__WRITTEN INSTRUCTION__. Return the records that follow unaltered. Omit every picture.

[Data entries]

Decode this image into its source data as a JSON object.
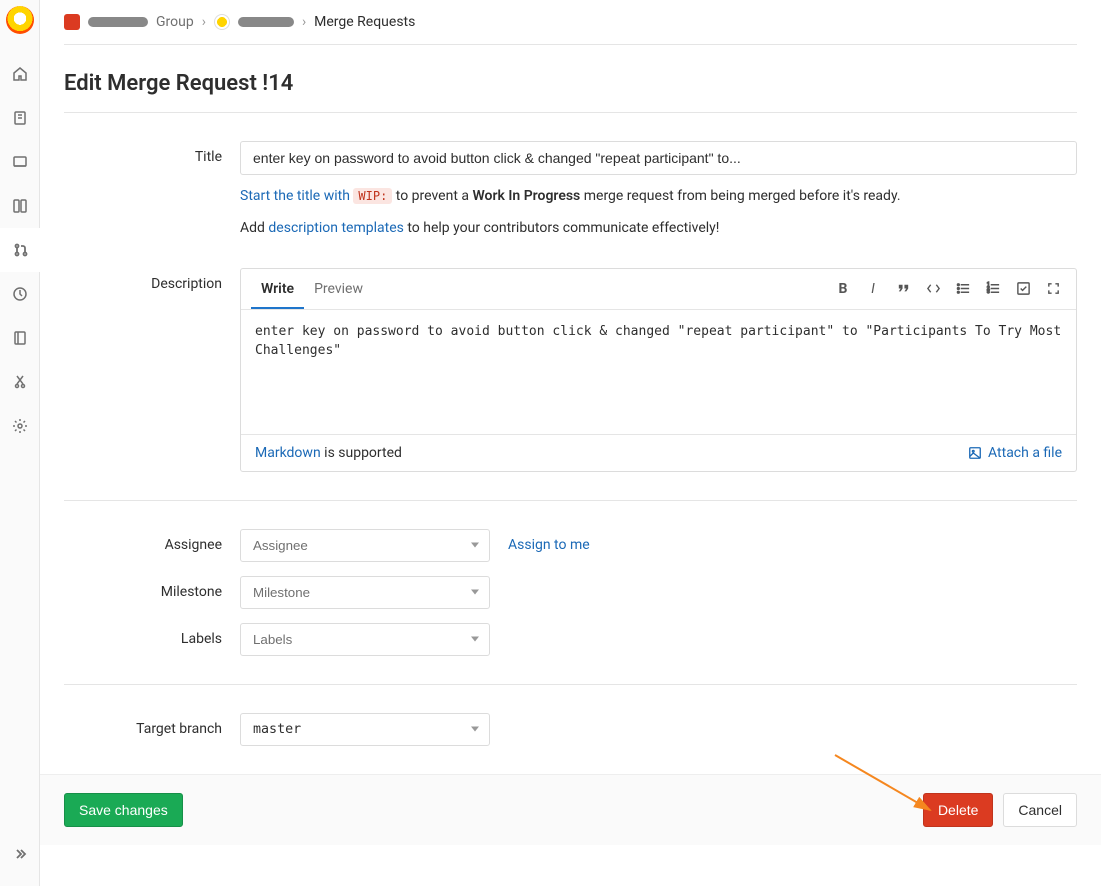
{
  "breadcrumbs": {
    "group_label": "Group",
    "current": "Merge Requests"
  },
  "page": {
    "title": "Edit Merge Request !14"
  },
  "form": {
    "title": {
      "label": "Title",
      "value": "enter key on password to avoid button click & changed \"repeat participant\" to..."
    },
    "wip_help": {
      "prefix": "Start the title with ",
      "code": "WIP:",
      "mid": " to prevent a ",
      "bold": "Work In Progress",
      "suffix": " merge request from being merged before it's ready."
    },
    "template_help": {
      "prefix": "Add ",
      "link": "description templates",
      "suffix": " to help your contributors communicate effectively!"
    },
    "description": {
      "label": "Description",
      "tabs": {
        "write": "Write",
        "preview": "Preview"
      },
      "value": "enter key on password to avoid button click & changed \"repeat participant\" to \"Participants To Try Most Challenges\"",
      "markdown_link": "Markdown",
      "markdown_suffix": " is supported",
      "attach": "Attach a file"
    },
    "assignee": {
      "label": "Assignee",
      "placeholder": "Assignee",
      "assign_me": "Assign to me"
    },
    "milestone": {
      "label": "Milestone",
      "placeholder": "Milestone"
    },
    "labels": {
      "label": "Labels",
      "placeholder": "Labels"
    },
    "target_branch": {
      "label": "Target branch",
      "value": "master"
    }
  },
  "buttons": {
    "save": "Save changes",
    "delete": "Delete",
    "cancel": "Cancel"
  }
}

__FINAL ANSWER__.
Decode this image into its source data as a JSON object.
{
  "breadcrumbs": {
    "group_label": "Group",
    "current": "Merge Requests"
  },
  "page": {
    "title": "Edit Merge Request !14"
  },
  "form": {
    "title": {
      "label": "Title",
      "value": "enter key on password to avoid button click & changed \"repeat participant\" to..."
    },
    "wip_help": {
      "prefix": "Start the title with ",
      "code": "WIP:",
      "mid": " to prevent a ",
      "bold": "Work In Progress",
      "suffix": " merge request from being merged before it's ready."
    },
    "template_help": {
      "prefix": "Add ",
      "link": "description templates",
      "suffix": " to help your contributors communicate effectively!"
    },
    "description": {
      "label": "Description",
      "tabs": {
        "write": "Write",
        "preview": "Preview"
      },
      "value": "enter key on password to avoid button click & changed \"repeat participant\" to \"Participants To Try Most Challenges\"",
      "markdown_link": "Markdown",
      "markdown_suffix": " is supported",
      "attach": "Attach a file"
    },
    "assignee": {
      "label": "Assignee",
      "placeholder": "Assignee",
      "assign_me": "Assign to me"
    },
    "milestone": {
      "label": "Milestone",
      "placeholder": "Milestone"
    },
    "labels": {
      "label": "Labels",
      "placeholder": "Labels"
    },
    "target_branch": {
      "label": "Target branch",
      "value": "master"
    }
  },
  "buttons": {
    "save": "Save changes",
    "delete": "Delete",
    "cancel": "Cancel"
  }
}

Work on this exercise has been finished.